Beethoven will figure prominently in Leif Ove Andsnes’s 2011-12 season and beyond, in concerto performances, recitals and recordings. Together with the BBC Symphony Orchestra and Jiří Bělohlávek, he will perform the Third Concerto in London and on tour in Spain. Soon after, he performs the First Concerto with the Vienna Symphony and Andris Nelsons, including concerts in Vienna’s Musikverein. Andsnes will play the same two concertos with the Norwegian Chamber Orchestra in Gothenburg and Oslo. He then heads to North America for a series of fall performances of the First Concerto: with the Pittsburgh Symphony and Manfred Honeck; the Montreal Symphony with Roger Norrington; and, in January, the Boston Symphony under David Zinman, before returning to the Third Concerto, which he performs with the Philadelphia Orchestra and Herbert Blomstedt. Andsnes will play and direct both concertos with the Swedish Chamber Orchestra in Örebro, Sweden; and with the Trondheim Symphony Orchestra in Trondheim, Norway. He will tour with the Mahler Chamber Orchestra in Italy – including performances in Brescia, Lugano, Torino, Bergamo – as well as Dresden, Prague, and Bergen. The Prague concerts will be recorded live by Sony Classical – his label debut – and are the beginning of a multi-year project, entitled “Beethoven – A Journey,” to play and record all five of Beethoven’s Piano Concertos.

- [SHORT EXERCISE 1] Repeat the passage on Andsnes's Beethoven season word for word.

- [DATA]
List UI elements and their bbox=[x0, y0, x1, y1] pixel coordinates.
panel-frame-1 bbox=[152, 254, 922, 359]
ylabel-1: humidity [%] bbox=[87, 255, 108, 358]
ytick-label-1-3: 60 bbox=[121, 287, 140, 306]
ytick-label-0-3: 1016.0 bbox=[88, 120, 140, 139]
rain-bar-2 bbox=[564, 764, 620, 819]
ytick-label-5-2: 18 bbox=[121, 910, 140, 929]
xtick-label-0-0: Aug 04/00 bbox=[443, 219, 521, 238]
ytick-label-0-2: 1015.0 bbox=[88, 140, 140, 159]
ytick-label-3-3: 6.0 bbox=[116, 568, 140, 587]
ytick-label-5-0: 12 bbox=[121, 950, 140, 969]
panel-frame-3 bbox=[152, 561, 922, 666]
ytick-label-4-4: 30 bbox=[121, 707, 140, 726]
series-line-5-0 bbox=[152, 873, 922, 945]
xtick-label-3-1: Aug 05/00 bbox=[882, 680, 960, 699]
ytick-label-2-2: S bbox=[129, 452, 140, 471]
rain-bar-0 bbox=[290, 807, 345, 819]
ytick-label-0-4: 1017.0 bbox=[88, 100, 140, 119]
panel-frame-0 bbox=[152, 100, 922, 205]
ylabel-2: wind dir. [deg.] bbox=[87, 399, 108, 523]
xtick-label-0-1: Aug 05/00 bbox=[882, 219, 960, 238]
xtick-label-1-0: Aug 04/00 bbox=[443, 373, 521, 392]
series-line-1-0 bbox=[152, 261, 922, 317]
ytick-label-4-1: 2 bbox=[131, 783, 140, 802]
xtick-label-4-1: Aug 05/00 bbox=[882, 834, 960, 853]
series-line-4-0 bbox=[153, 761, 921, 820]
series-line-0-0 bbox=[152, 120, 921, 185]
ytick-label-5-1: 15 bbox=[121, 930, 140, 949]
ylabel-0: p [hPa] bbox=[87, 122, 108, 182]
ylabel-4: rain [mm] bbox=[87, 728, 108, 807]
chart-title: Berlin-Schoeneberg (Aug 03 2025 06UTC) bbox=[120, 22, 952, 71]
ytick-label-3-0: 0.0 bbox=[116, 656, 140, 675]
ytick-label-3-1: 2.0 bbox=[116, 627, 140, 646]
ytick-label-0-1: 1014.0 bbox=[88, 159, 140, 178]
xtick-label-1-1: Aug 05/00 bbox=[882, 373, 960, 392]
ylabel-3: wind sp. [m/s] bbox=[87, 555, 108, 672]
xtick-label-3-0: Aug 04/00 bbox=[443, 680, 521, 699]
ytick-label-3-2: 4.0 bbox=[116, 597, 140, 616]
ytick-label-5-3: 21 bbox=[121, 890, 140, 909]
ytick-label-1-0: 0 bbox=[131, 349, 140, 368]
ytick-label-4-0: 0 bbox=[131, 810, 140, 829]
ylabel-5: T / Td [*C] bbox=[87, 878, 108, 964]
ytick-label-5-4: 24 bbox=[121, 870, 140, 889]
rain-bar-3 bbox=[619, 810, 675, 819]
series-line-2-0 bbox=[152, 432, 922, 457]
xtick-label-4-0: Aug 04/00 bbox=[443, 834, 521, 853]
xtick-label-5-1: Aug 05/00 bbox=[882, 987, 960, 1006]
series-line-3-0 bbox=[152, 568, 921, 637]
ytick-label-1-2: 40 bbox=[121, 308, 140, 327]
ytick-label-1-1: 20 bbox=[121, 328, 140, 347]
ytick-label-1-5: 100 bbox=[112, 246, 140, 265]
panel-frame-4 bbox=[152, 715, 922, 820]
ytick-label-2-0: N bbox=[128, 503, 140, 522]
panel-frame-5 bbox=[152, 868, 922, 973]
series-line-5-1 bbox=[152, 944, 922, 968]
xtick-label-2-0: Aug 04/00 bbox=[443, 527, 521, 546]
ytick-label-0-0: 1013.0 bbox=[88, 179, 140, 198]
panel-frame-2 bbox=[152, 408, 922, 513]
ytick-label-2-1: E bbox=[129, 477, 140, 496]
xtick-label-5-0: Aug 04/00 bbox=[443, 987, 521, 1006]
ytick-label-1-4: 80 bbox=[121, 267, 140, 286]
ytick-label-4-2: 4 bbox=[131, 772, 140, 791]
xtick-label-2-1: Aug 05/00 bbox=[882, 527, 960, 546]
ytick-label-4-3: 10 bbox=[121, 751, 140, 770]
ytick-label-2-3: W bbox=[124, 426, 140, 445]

- [SHORT EXERCISE 2] Reproduce the entries from their first line through the line containing "xtick-label-4-0: Aug 04/00", including both of those lines.

- [WRITTEN REPLY 1]
Beethoven will figure prominently in Leif Ove Andsnes’s 2011-12 season and beyond, in concerto performances, recitals and recordings. Together with the BBC Symphony Orchestra and Jiří Bělohlávek, he will perform the Third Concerto in London and on tour in Spain. Soon after, he performs the First Concerto with the Vienna Symphony and Andris Nelsons, including concerts in Vienna’s Musikverein. Andsnes will play the same two concertos with the Norwegian Chamber Orchestra in Gothenburg and Oslo. He then heads to North America for a series of fall performances of the First Concerto: with the Pittsburgh Symphony and Manfred Honeck; the Montreal Symphony with Roger Norrington; and, in January, the Boston Symphony under David Zinman, before returning to the Third Concerto, which he performs with the Philadelphia Orchestra and Herbert Blomstedt. Andsnes will play and direct both concertos with the Swedish Chamber Orchestra in Örebro, Sweden; and with the Trondheim Symphony Orchestra in Trondheim, Norway. He will tour with the Mahler Chamber Orchestra in Italy – including performances in Brescia, Lugano, Torino, Bergamo – as well as Dresden, Prague, and Bergen. The Prague concerts will be recorded live by Sony Classical – his label debut – and are the beginning of a multi-year project, entitled “Beethoven – A Journey,” to play and record all five of Beethoven’s Piano Concertos.

- [WRITTEN REPLY 2]
List UI elements and their bbox=[x0, y0, x1, y1] pixel coordinates.
panel-frame-1 bbox=[152, 254, 922, 359]
ylabel-1: humidity [%] bbox=[87, 255, 108, 358]
ytick-label-1-3: 60 bbox=[121, 287, 140, 306]
ytick-label-0-3: 1016.0 bbox=[88, 120, 140, 139]
rain-bar-2 bbox=[564, 764, 620, 819]
ytick-label-5-2: 18 bbox=[121, 910, 140, 929]
xtick-label-0-0: Aug 04/00 bbox=[443, 219, 521, 238]
ytick-label-0-2: 1015.0 bbox=[88, 140, 140, 159]
ytick-label-3-3: 6.0 bbox=[116, 568, 140, 587]
ytick-label-5-0: 12 bbox=[121, 950, 140, 969]
panel-frame-3 bbox=[152, 561, 922, 666]
ytick-label-4-4: 30 bbox=[121, 707, 140, 726]
series-line-5-0 bbox=[152, 873, 922, 945]
xtick-label-3-1: Aug 05/00 bbox=[882, 680, 960, 699]
ytick-label-2-2: S bbox=[129, 452, 140, 471]
rain-bar-0 bbox=[290, 807, 345, 819]
ytick-label-0-4: 1017.0 bbox=[88, 100, 140, 119]
panel-frame-0 bbox=[152, 100, 922, 205]
ylabel-2: wind dir. [deg.] bbox=[87, 399, 108, 523]
xtick-label-0-1: Aug 05/00 bbox=[882, 219, 960, 238]
xtick-label-1-0: Aug 04/00 bbox=[443, 373, 521, 392]
series-line-1-0 bbox=[152, 261, 922, 317]
ytick-label-4-1: 2 bbox=[131, 783, 140, 802]
xtick-label-4-1: Aug 05/00 bbox=[882, 834, 960, 853]
series-line-4-0 bbox=[153, 761, 921, 820]
series-line-0-0 bbox=[152, 120, 921, 185]
ytick-label-5-1: 15 bbox=[121, 930, 140, 949]
ylabel-0: p [hPa] bbox=[87, 122, 108, 182]
ylabel-4: rain [mm] bbox=[87, 728, 108, 807]
chart-title: Berlin-Schoeneberg (Aug 03 2025 06UTC) bbox=[120, 22, 952, 71]
ytick-label-3-0: 0.0 bbox=[116, 656, 140, 675]
ytick-label-3-1: 2.0 bbox=[116, 627, 140, 646]
ytick-label-0-1: 1014.0 bbox=[88, 159, 140, 178]
xtick-label-1-1: Aug 05/00 bbox=[882, 373, 960, 392]
ylabel-3: wind sp. [m/s] bbox=[87, 555, 108, 672]
xtick-label-3-0: Aug 04/00 bbox=[443, 680, 521, 699]
ytick-label-3-2: 4.0 bbox=[116, 597, 140, 616]
ytick-label-5-3: 21 bbox=[121, 890, 140, 909]
ytick-label-1-0: 0 bbox=[131, 349, 140, 368]
ytick-label-4-0: 0 bbox=[131, 810, 140, 829]
ylabel-5: T / Td [*C] bbox=[87, 878, 108, 964]
ytick-label-5-4: 24 bbox=[121, 870, 140, 889]
rain-bar-3 bbox=[619, 810, 675, 819]
series-line-2-0 bbox=[152, 432, 922, 457]
xtick-label-4-0: Aug 04/00 bbox=[443, 834, 521, 853]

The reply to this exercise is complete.